**GIVEN INSTRUCTION**
Could you print all the entries exactly?

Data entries

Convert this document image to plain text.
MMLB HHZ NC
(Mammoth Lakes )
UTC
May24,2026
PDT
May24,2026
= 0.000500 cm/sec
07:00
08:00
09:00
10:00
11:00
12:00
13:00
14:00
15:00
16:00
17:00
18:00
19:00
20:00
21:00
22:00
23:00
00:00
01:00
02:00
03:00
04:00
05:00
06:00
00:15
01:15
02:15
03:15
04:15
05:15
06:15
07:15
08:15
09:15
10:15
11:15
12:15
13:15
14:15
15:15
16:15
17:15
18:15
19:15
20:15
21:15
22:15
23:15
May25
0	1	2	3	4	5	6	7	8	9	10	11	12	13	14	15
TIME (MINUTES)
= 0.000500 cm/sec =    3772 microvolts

**COMPLETE RESPONSE**
Convert this document image to plain text.
MMLB HHZ NC
(Mammoth Lakes )
UTC
May24,2026
PDT
May24,2026
= 0.000500 cm/sec
07:00
08:00
09:00
10:00
11:00
12:00
13:00
14:00
15:00
16:00
17:00
18:00
19:00
20:00
21:00
22:00
23:00
00:00
01:00
02:00
03:00
04:00
05:00
06:00
00:15
01:15
02:15
03:15
04:15
05:15
06:15
07:15
08:15
09:15
10:15
11:15
12:15
13:15
14:15
15:15
16:15
17:15
18:15
19:15
20:15
21:15
22:15
23:15
May25
0	1	2	3	4	5	6	7	8	9	10	11	12	13	14	15
TIME (MINUTES)
= 0.000500 cm/sec =    3772 microvolts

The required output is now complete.